● DIRECTIONS: What number of lines contain the word "erdész"? Reply with the number and nothing else.

● ROWS:
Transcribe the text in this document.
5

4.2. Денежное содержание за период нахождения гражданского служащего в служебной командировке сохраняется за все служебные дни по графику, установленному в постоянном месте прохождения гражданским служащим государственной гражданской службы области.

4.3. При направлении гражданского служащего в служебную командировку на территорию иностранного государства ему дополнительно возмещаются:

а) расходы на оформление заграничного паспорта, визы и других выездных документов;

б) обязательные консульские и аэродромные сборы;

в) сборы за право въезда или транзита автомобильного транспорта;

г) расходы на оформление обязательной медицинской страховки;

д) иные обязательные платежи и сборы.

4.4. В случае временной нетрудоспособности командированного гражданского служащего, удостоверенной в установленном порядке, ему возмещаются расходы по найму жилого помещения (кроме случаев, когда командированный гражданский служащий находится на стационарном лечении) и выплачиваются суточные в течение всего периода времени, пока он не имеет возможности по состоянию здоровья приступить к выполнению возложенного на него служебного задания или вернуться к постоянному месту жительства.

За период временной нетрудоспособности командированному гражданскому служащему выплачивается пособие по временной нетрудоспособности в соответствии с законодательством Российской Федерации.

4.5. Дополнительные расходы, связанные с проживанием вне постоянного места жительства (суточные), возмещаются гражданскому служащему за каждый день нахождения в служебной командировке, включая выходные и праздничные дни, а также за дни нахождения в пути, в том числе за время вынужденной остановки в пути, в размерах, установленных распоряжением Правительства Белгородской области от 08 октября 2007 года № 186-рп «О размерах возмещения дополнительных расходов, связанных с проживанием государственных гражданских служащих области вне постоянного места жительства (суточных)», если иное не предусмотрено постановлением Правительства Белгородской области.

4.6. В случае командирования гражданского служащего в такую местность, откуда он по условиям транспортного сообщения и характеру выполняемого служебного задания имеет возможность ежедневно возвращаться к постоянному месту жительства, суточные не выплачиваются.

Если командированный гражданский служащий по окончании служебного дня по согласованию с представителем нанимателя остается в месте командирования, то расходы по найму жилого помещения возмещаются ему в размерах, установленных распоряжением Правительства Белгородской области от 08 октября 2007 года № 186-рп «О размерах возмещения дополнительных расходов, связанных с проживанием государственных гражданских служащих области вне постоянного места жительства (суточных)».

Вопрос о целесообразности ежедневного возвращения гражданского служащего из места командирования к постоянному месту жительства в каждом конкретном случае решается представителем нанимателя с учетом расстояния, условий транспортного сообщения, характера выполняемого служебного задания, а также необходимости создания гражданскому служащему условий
...
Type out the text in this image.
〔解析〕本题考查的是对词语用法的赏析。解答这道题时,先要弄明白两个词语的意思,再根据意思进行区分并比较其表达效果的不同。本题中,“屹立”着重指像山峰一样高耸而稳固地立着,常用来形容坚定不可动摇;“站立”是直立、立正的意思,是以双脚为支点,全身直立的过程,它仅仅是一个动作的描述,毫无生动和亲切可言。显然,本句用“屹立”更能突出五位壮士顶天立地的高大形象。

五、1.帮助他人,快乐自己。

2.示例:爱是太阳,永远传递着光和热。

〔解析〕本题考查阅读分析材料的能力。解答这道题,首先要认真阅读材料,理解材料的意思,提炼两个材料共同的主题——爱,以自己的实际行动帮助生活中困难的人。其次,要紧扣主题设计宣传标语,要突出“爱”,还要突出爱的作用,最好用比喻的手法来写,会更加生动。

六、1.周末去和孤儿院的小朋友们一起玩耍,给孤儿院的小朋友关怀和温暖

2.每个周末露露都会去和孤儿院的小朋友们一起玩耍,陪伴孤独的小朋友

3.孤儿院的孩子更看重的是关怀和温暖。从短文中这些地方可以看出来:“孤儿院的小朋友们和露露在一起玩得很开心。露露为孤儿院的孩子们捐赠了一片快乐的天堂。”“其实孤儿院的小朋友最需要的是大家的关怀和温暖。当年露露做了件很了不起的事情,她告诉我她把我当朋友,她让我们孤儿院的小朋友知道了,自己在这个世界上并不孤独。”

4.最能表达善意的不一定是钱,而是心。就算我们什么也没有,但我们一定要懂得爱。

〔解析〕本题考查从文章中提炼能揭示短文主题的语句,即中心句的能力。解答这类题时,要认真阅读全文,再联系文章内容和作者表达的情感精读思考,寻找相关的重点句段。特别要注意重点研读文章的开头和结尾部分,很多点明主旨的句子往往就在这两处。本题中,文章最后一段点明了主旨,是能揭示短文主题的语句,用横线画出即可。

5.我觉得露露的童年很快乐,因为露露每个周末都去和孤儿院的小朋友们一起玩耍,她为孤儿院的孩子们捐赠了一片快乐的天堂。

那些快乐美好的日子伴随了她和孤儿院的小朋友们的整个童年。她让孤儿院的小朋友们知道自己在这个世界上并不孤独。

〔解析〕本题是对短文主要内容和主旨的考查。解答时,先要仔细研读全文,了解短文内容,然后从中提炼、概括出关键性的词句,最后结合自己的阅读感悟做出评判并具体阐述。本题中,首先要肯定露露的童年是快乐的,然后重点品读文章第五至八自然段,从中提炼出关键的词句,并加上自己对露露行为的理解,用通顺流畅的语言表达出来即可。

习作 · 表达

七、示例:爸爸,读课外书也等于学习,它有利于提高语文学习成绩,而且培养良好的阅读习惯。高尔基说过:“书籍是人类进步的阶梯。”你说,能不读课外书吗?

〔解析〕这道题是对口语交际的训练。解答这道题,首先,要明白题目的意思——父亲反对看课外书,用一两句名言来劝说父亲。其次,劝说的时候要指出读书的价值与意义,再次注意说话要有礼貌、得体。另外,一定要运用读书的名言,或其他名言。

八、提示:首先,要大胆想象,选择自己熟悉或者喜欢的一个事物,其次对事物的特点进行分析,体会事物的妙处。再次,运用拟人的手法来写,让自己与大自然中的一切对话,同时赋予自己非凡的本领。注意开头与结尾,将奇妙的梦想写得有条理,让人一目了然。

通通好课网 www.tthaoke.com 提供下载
---
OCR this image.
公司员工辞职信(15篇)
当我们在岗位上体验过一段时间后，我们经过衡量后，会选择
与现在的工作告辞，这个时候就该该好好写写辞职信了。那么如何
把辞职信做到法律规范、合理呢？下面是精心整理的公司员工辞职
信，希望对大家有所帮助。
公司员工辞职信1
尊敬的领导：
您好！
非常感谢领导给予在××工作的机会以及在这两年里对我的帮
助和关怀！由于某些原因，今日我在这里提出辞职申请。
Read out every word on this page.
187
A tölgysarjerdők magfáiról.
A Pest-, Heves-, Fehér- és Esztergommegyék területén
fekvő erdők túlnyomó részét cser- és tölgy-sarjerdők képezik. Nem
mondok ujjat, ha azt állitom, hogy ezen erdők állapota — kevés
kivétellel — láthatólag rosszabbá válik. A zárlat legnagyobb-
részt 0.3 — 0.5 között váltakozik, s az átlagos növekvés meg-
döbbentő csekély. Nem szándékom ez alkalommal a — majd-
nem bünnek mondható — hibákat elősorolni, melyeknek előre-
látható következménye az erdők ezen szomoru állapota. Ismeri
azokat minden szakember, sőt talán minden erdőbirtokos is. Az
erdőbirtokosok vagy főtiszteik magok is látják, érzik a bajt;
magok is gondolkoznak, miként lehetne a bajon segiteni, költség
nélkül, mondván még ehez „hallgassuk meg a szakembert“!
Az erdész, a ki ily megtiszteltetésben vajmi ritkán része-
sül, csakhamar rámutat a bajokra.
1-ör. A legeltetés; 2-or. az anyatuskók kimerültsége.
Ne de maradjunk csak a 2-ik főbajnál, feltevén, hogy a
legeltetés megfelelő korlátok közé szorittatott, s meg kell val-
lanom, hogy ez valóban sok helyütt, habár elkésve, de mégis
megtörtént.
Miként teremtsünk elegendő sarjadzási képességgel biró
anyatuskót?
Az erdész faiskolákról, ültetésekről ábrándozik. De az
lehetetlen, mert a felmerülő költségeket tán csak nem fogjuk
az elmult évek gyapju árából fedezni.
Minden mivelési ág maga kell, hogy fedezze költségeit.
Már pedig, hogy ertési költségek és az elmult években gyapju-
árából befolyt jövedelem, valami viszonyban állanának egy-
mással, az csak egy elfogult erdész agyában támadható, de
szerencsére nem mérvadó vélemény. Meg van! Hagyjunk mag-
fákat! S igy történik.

● FINAL RESULT: 3